# [What is needed]
Give back the full listing, character for character, with no pictures.

======== Supplied material

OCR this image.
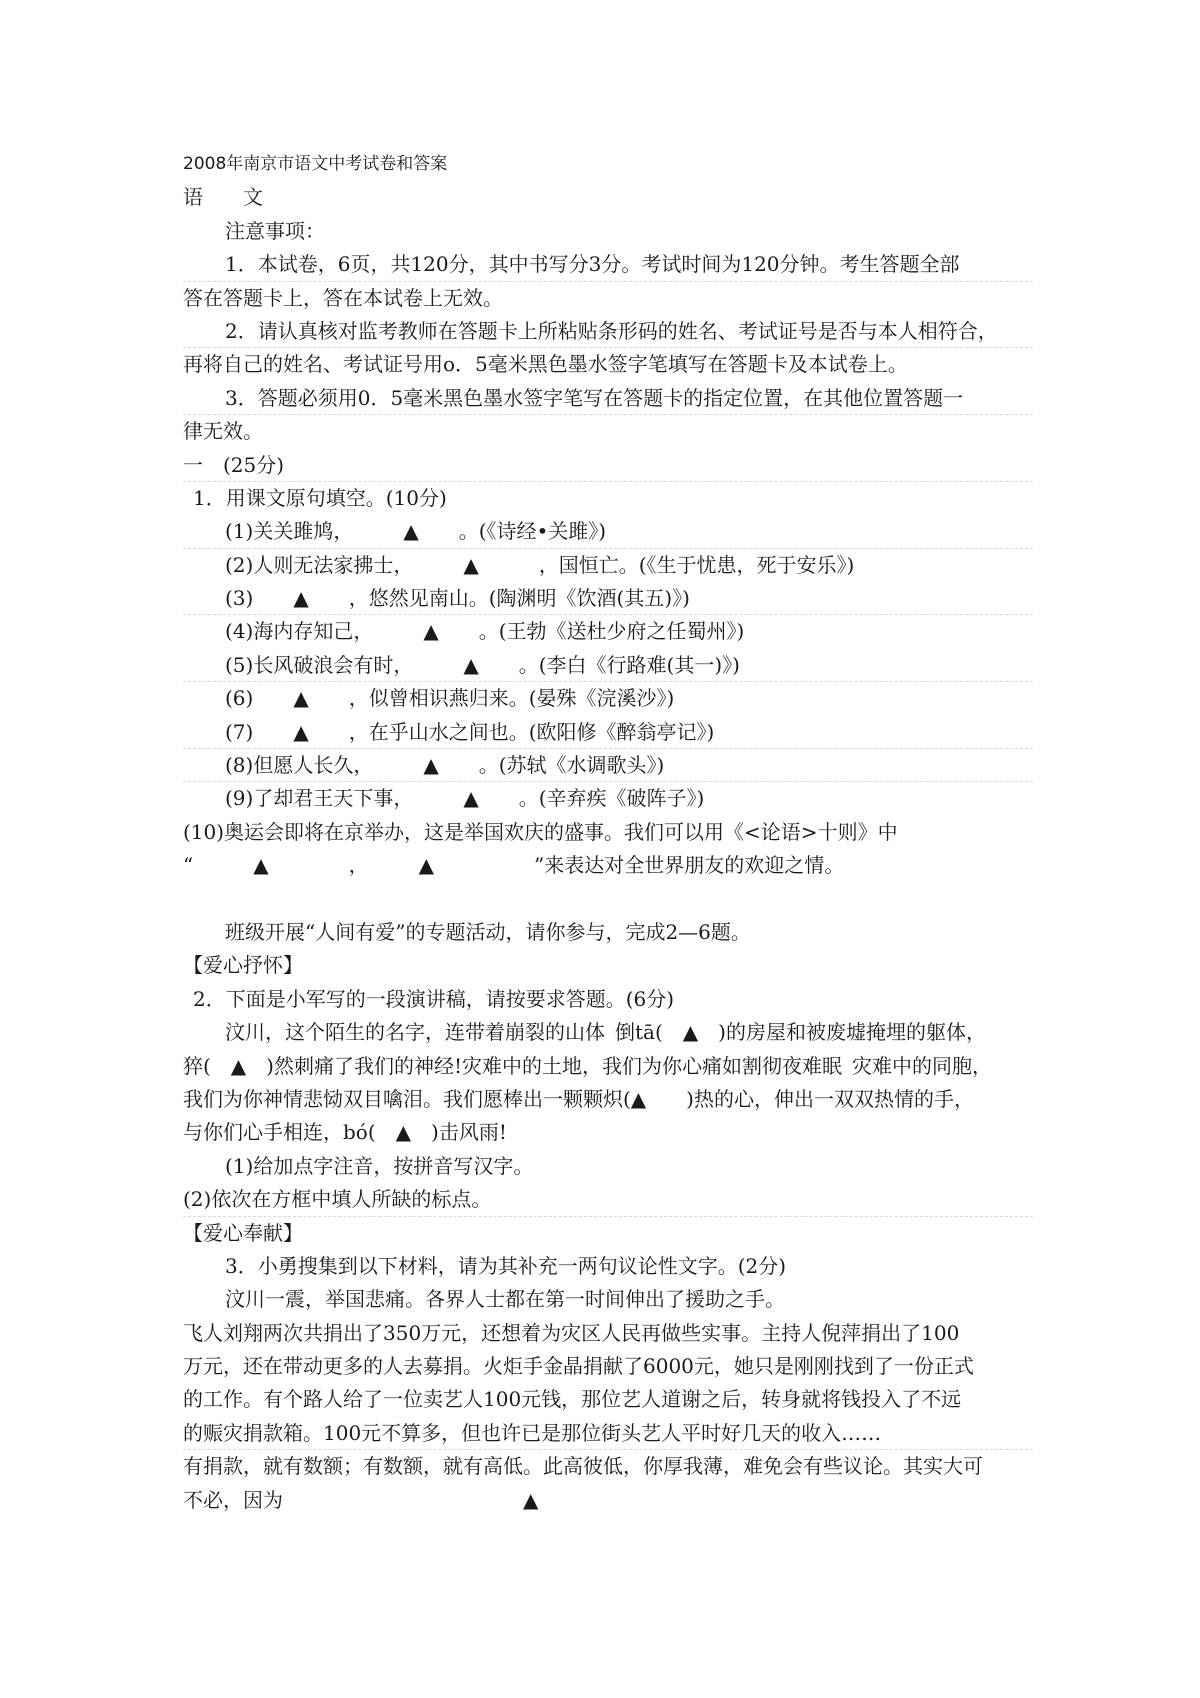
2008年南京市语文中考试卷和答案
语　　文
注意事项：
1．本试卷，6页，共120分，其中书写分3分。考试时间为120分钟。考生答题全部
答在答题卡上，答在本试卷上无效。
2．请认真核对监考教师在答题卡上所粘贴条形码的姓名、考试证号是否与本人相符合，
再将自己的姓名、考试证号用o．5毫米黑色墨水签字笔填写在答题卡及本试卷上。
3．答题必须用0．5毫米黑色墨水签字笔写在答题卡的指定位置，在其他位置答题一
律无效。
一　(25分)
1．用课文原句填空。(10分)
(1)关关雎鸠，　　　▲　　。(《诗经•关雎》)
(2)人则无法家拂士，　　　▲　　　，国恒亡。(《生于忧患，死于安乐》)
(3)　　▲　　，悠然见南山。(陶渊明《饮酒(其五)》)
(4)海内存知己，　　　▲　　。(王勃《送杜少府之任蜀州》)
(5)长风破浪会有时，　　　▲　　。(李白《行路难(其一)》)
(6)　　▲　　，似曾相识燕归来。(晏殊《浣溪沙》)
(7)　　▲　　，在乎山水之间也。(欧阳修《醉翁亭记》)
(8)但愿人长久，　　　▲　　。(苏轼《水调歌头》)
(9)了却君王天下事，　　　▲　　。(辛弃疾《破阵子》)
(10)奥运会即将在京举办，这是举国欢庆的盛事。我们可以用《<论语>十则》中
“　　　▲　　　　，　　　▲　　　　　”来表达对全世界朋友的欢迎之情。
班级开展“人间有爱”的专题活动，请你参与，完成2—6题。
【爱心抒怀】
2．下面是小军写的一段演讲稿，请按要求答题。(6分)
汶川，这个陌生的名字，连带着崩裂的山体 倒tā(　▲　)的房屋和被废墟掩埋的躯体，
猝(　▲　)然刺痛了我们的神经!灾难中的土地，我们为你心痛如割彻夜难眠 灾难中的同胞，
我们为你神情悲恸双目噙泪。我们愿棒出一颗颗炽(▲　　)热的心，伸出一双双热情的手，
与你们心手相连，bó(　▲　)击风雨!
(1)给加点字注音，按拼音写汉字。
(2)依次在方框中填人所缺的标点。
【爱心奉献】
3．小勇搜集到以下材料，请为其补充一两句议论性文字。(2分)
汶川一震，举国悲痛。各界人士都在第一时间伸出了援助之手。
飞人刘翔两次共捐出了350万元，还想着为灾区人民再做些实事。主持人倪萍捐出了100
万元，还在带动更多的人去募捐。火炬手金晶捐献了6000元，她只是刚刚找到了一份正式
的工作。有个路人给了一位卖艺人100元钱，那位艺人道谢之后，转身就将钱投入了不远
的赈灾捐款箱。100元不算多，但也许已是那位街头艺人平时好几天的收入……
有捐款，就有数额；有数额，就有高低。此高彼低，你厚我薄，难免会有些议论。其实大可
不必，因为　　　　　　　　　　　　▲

================

# [Written answer]
OCR this image.
2008年南京市语文中考试卷和答案
语　　文
注意事项：
1．本试卷，6页，共120分，其中书写分3分。考试时间为120分钟。考生答题全部
答在答题卡上，答在本试卷上无效。
2．请认真核对监考教师在答题卡上所粘贴条形码的姓名、考试证号是否与本人相符合，
再将自己的姓名、考试证号用o．5毫米黑色墨水签字笔填写在答题卡及本试卷上。
3．答题必须用0．5毫米黑色墨水签字笔写在答题卡的指定位置，在其他位置答题一
律无效。
一　(25分)
1．用课文原句填空。(10分)
(1)关关雎鸠，　　　▲　　。(《诗经•关雎》)
(2)人则无法家拂士，　　　▲　　　，国恒亡。(《生于忧患，死于安乐》)
(3)　　▲　　，悠然见南山。(陶渊明《饮酒(其五)》)
(4)海内存知己，　　　▲　　。(王勃《送杜少府之任蜀州》)
(5)长风破浪会有时，　　　▲　　。(李白《行路难(其一)》)
(6)　　▲　　，似曾相识燕归来。(晏殊《浣溪沙》)
(7)　　▲　　，在乎山水之间也。(欧阳修《醉翁亭记》)
(8)但愿人长久，　　　▲　　。(苏轼《水调歌头》)
(9)了却君王天下事，　　　▲　　。(辛弃疾《破阵子》)
(10)奥运会即将在京举办，这是举国欢庆的盛事。我们可以用《<论语>十则》中
“　　　▲　　　　，　　　▲　　　　　”来表达对全世界朋友的欢迎之情。
班级开展“人间有爱”的专题活动，请你参与，完成2—6题。
【爱心抒怀】
2．下面是小军写的一段演讲稿，请按要求答题。(6分)
汶川，这个陌生的名字，连带着崩裂的山体 倒tā(　▲　)的房屋和被废墟掩埋的躯体，
猝(　▲　)然刺痛了我们的神经!灾难中的土地，我们为你心痛如割彻夜难眠 灾难中的同胞，
我们为你神情悲恸双目噙泪。我们愿棒出一颗颗炽(▲　　)热的心，伸出一双双热情的手，
与你们心手相连，bó(　▲　)击风雨!
(1)给加点字注音，按拼音写汉字。
(2)依次在方框中填人所缺的标点。
【爱心奉献】
3．小勇搜集到以下材料，请为其补充一两句议论性文字。(2分)
汶川一震，举国悲痛。各界人士都在第一时间伸出了援助之手。
飞人刘翔两次共捐出了350万元，还想着为灾区人民再做些实事。主持人倪萍捐出了100
万元，还在带动更多的人去募捐。火炬手金晶捐献了6000元，她只是刚刚找到了一份正式
的工作。有个路人给了一位卖艺人100元钱，那位艺人道谢之后，转身就将钱投入了不远
的赈灾捐款箱。100元不算多，但也许已是那位街头艺人平时好几天的收入……
有捐款，就有数额；有数额，就有高低。此高彼低，你厚我薄，难免会有些议论。其实大可
不必，因为　　　　　　　　　　　　▲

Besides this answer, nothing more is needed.